<<<<

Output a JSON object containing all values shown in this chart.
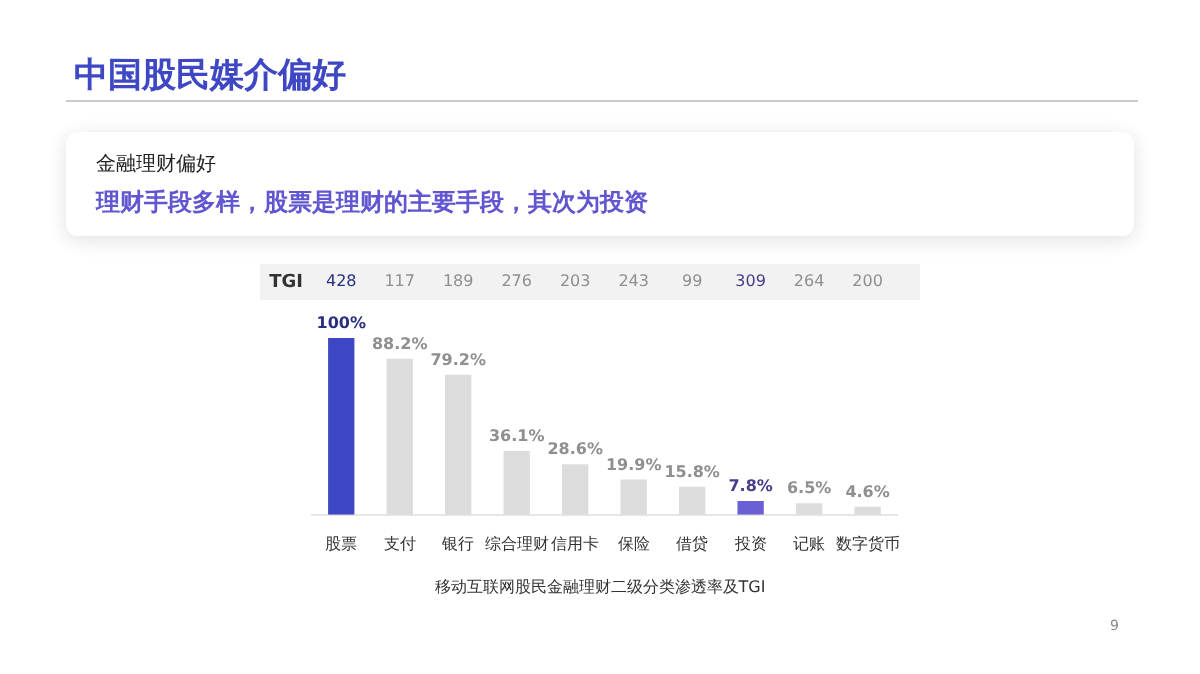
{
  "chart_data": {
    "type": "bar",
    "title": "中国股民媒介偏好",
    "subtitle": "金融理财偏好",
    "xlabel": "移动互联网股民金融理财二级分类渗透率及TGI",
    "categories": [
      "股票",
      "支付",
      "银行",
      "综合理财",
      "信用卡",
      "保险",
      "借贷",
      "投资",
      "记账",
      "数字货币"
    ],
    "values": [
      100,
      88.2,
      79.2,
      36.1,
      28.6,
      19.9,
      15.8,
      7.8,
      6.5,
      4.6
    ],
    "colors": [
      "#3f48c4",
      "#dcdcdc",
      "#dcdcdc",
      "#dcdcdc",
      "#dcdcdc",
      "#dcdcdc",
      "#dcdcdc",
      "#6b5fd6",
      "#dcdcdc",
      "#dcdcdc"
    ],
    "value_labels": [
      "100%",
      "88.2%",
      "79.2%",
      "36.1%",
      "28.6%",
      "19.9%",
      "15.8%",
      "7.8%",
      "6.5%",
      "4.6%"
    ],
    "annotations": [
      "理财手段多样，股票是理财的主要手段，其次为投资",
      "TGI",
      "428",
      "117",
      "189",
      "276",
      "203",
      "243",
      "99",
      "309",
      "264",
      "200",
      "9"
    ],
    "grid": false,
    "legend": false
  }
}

>>>>

The data above should be repeated exactly, minus any pictures.

Output a JSON object containing all values shown in this chart.
{
  "chart_data": {
    "type": "bar",
    "title": "中国股民媒介偏好",
    "subtitle": "金融理财偏好",
    "xlabel": "移动互联网股民金融理财二级分类渗透率及TGI",
    "categories": [
      "股票",
      "支付",
      "银行",
      "综合理财",
      "信用卡",
      "保险",
      "借贷",
      "投资",
      "记账",
      "数字货币"
    ],
    "values": [
      100,
      88.2,
      79.2,
      36.1,
      28.6,
      19.9,
      15.8,
      7.8,
      6.5,
      4.6
    ],
    "colors": [
      "#3f48c4",
      "#dcdcdc",
      "#dcdcdc",
      "#dcdcdc",
      "#dcdcdc",
      "#dcdcdc",
      "#dcdcdc",
      "#6b5fd6",
      "#dcdcdc",
      "#dcdcdc"
    ],
    "value_labels": [
      "100%",
      "88.2%",
      "79.2%",
      "36.1%",
      "28.6%",
      "19.9%",
      "15.8%",
      "7.8%",
      "6.5%",
      "4.6%"
    ],
    "annotations": [
      "理财手段多样，股票是理财的主要手段，其次为投资",
      "TGI",
      "428",
      "117",
      "189",
      "276",
      "203",
      "243",
      "99",
      "309",
      "264",
      "200",
      "9"
    ],
    "grid": false,
    "legend": false
  }
}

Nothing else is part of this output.